> [CHALLENGE] Determine how many lines in the data below contain "presidencial" and write only that number.

[Start PROVIDED DATA]

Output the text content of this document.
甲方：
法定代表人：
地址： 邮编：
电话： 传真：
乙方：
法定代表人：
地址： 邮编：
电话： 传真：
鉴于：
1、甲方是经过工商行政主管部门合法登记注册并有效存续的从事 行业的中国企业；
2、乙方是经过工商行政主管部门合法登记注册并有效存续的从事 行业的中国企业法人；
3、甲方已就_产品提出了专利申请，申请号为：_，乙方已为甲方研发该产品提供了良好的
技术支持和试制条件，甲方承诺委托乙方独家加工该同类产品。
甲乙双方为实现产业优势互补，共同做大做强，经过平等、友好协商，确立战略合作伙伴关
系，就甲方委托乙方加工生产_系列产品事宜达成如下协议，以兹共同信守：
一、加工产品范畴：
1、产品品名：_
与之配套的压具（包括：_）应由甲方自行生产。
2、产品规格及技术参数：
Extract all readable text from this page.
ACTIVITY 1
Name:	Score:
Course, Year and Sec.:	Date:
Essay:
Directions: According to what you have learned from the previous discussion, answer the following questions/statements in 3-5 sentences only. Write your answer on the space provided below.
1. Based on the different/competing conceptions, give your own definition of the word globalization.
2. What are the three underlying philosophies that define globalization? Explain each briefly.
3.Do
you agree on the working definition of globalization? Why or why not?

[End PROVIDED DATA]
[Start PROVIDED DATA]

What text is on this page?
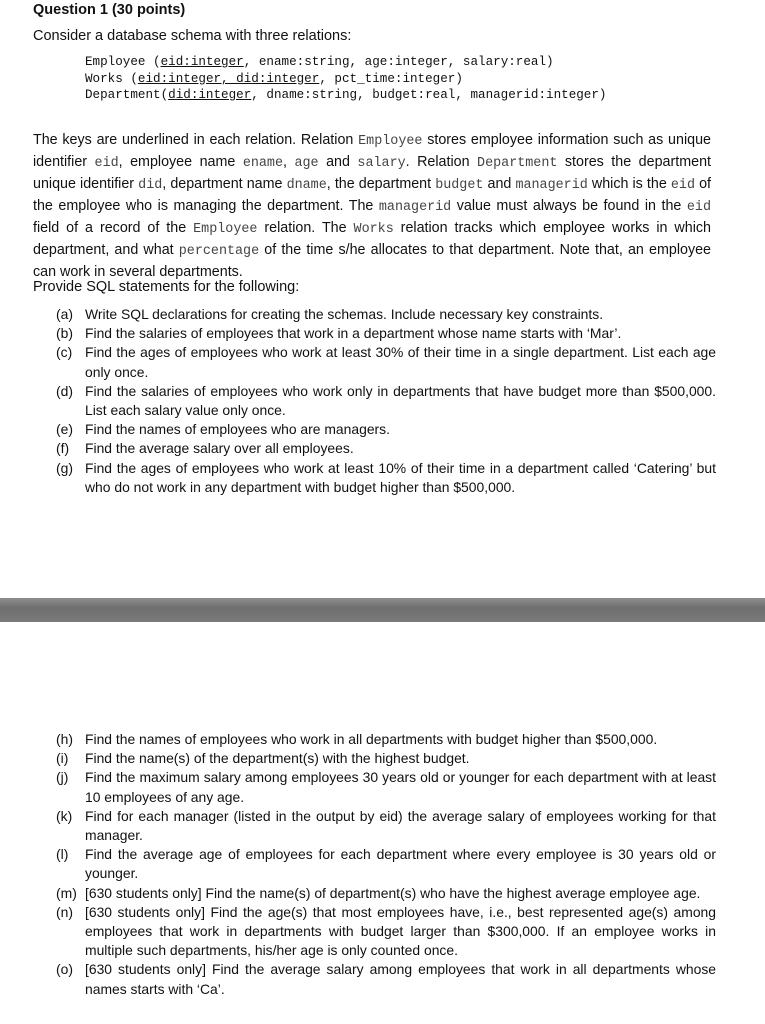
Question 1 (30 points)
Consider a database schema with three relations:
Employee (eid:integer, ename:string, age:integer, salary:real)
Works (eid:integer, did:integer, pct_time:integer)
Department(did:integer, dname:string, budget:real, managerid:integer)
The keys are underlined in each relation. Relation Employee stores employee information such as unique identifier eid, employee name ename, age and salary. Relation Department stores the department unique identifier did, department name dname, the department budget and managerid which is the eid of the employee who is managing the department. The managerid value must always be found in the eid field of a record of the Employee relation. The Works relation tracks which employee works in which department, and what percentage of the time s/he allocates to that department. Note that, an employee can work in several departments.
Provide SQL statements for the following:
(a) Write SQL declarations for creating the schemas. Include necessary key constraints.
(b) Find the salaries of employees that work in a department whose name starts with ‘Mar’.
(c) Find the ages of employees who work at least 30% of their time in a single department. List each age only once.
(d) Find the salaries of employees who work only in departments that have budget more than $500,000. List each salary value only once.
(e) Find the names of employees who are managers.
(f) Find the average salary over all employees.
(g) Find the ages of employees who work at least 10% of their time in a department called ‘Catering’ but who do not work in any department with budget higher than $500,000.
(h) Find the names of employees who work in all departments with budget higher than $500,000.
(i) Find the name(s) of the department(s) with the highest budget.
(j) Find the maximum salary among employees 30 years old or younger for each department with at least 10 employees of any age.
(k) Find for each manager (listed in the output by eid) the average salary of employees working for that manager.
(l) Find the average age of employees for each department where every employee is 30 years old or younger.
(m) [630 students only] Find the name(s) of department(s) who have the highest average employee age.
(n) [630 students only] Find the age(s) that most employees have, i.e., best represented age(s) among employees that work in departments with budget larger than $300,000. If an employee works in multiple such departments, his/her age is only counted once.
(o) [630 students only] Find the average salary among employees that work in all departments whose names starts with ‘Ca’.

[End PROVIDED DATA]
[Start PROVIDED DATA]

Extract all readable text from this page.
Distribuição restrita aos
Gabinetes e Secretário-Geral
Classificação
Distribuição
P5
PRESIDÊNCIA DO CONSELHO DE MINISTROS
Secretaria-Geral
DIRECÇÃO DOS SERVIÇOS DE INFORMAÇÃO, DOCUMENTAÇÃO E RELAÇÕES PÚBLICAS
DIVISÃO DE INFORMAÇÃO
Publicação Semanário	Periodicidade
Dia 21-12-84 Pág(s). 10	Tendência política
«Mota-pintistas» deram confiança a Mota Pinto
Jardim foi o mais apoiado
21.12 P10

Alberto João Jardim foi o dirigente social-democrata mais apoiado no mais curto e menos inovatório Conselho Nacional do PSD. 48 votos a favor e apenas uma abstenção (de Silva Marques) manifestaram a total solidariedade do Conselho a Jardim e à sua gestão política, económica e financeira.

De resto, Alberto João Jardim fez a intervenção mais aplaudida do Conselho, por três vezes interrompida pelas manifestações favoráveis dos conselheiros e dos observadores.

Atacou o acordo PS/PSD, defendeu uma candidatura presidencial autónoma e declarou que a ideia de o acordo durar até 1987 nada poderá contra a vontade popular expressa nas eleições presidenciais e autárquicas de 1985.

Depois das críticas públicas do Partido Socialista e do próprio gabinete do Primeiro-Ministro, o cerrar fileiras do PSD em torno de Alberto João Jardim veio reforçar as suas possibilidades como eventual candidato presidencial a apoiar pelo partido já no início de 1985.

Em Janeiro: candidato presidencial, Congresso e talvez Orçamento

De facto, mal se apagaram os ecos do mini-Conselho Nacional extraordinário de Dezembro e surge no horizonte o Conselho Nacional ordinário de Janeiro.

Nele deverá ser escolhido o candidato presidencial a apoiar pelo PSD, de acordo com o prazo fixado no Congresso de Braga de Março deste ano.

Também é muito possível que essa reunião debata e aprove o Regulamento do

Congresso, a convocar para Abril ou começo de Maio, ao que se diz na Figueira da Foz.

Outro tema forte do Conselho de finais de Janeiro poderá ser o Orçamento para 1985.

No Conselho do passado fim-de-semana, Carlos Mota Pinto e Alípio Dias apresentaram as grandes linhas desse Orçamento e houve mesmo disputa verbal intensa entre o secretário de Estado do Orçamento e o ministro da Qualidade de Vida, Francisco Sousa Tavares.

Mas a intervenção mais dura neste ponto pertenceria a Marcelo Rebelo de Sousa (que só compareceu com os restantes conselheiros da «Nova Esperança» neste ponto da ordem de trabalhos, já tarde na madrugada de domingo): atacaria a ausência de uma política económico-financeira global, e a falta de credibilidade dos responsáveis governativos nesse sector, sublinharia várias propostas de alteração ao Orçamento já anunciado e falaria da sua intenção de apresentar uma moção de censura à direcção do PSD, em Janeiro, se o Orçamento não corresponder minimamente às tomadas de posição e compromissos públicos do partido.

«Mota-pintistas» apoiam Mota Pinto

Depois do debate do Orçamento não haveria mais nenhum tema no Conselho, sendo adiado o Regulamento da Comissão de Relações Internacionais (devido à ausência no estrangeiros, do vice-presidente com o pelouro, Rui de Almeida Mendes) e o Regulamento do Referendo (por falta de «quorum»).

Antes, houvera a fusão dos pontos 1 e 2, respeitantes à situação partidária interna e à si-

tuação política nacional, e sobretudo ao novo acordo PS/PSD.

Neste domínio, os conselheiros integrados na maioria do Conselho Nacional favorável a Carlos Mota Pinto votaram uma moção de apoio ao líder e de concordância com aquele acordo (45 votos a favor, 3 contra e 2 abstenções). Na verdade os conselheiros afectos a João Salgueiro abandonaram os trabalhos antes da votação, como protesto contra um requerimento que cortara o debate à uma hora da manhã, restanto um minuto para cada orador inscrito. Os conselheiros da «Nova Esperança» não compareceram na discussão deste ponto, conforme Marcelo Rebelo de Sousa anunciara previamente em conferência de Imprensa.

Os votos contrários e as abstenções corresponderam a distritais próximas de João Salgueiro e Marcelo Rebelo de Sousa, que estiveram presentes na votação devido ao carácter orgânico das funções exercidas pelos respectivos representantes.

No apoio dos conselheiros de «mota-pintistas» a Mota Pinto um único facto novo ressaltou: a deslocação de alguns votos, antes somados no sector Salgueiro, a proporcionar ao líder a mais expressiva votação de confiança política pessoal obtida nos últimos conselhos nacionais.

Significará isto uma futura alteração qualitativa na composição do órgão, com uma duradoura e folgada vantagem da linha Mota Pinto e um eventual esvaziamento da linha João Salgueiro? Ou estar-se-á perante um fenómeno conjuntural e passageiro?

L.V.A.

[End PROVIDED DATA]

> [RESPONSE TO THE EXERCISE] 4